==== VORGEGEBENER TEXT ====
Seit Tagen mehren sich die miesen Lageberichte aus der deutschen Wirtschaft. Die Prognosen klingen noch schlechter. Woher soll da noch 2022 die Wende zum Besseren kommen? Die EZB hat die Zinsen um 75 Basispunkte angehoben und sich damit zum größten Zinsschritt ihrer Geschichte durchgerungen. Die Entscheidung hatte sich seit einigen Tagen angebahnt, denn angesichts der trabenden („galoppierenden“ wäre überzeichnet) Inflationsraten war im EZB-Rat das Lager der Tauben immer kleiner geworden. Gleichzeitig hat die Notenbank für die kommenden Meetings weitere Zinserhöhungen angekündigt, abhängig von der Entwicklung des wirtschaftlichen Umfelds. Nicht einmal mehr die EZB selbst erwartet auf mittlere Sicht das Erreichen ihres Inflationsziels von 2 Prozent.
====
_AUFGABENSTELLUNG 1_:
Aktualisieren Sie die Datensätze vom ersten bis einschließlich der Zeile mit "svg-text:4: 4 — [173, 102, 179, 113]", indem Sie "connector pin circle" durch "connector pad" ersetzen und alles Übrige unverändert lassen.
==== VORLIEGENDE DATENSÄTZE ====
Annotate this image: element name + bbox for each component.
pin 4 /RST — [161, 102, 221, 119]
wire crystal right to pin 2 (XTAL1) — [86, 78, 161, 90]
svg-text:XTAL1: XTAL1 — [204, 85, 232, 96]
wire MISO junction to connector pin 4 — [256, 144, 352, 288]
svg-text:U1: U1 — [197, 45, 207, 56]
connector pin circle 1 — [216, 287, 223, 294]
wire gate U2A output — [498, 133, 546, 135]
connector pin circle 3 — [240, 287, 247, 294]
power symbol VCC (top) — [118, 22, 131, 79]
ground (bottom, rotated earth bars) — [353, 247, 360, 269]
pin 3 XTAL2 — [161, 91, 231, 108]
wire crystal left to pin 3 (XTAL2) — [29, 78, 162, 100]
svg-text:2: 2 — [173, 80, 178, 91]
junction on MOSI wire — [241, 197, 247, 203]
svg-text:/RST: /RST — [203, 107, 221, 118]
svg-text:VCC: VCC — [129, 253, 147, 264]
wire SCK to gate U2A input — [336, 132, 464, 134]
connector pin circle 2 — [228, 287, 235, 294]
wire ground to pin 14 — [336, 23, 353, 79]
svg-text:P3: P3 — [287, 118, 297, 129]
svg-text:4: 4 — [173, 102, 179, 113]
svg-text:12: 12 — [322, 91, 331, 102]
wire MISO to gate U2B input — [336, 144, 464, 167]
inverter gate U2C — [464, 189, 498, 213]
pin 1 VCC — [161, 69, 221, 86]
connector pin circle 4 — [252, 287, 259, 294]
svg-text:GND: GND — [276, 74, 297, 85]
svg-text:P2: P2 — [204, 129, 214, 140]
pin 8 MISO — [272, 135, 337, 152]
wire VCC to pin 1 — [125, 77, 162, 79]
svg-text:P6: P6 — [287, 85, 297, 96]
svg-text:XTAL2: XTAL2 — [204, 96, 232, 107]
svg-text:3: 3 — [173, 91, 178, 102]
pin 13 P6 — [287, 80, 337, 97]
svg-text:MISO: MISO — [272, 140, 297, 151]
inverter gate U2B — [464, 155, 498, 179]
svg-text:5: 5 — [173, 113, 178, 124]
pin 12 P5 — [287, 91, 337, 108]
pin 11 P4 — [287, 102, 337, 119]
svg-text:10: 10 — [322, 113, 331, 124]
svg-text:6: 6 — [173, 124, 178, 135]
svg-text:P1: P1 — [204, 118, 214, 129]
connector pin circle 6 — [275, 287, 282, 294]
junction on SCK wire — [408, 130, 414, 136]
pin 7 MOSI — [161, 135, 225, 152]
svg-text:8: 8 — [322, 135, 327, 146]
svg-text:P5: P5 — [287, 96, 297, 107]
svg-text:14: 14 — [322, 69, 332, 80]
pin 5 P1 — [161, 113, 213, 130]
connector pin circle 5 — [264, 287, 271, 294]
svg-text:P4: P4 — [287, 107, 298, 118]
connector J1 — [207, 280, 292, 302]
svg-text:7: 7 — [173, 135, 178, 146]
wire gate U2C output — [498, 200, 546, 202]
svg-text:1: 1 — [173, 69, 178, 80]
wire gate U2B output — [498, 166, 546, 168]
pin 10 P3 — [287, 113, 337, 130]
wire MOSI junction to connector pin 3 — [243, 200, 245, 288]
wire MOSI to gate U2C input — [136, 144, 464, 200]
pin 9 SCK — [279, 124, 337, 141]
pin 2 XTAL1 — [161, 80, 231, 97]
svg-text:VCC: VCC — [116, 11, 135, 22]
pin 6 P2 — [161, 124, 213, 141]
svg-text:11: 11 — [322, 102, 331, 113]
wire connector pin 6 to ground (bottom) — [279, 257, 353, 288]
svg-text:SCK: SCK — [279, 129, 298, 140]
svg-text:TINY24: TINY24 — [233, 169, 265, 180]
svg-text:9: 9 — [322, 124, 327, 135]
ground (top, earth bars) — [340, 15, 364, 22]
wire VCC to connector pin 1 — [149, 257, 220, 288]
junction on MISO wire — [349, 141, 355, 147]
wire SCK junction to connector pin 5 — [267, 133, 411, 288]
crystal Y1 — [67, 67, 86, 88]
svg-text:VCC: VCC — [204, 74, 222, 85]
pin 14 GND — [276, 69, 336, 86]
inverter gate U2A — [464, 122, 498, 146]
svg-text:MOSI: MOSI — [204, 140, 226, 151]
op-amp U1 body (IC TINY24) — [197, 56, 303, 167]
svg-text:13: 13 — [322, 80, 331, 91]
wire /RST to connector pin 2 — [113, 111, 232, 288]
====
_AUFGABENSTELLUNG 2_:
Schreiben Sie aus dem vorgegebenen Text die Passage von "Seit Tagen mehren" bis einschließlich "von 2 Prozent." wortgetreu ab.

_RICHTIGE LÖSUNG 1_:
Annotate this image: element name + bbox for each component.
pin 4 /RST — [161, 102, 221, 119]
wire crystal right to pin 2 (XTAL1) — [86, 78, 161, 90]
svg-text:XTAL1: XTAL1 — [204, 85, 232, 96]
wire MISO junction to connector pin 4 — [256, 144, 352, 288]
svg-text:U1: U1 — [197, 45, 207, 56]
connector pad 1 — [216, 287, 223, 294]
wire gate U2A output — [498, 133, 546, 135]
connector pad 3 — [240, 287, 247, 294]
power symbol VCC (top) — [118, 22, 131, 79]
ground (bottom, rotated earth bars) — [353, 247, 360, 269]
pin 3 XTAL2 — [161, 91, 231, 108]
wire crystal left to pin 3 (XTAL2) — [29, 78, 162, 100]
svg-text:2: 2 — [173, 80, 178, 91]
junction on MOSI wire — [241, 197, 247, 203]
svg-text:/RST: /RST — [203, 107, 221, 118]
svg-text:VCC: VCC — [129, 253, 147, 264]
wire SCK to gate U2A input — [336, 132, 464, 134]
connector pad 2 — [228, 287, 235, 294]
wire ground to pin 14 — [336, 23, 353, 79]
svg-text:P3: P3 — [287, 118, 297, 129]
svg-text:4: 4 — [173, 102, 179, 113]

_RICHTIGE LÖSUNG 2_:
Seit Tagen mehren sich die miesen Lageberichte aus der deutschen Wirtschaft. Die Prognosen klingen noch schlechter. Woher soll da noch 2022 die Wende zum Besseren kommen? Die EZB hat die Zinsen um 75 Basispunkte angehoben und sich damit zum größten Zinsschritt ihrer Geschichte durchgerungen. Die Entscheidung hatte sich seit einigen Tagen angebahnt, denn angesichts der trabenden („galoppierenden“ wäre überzeichnet) Inflationsraten war im EZB-Rat das Lager der Tauben immer kleiner geworden. Gleichzeitig hat die Notenbank für die kommenden Meetings weitere Zinserhöhungen angekündigt, abhängig von der Entwicklung des wirtschaftlichen Umfelds. Nicht einmal mehr die EZB selbst erwartet auf mittlere Sicht das Erreichen ihres Inflationsziels von 2 Prozent.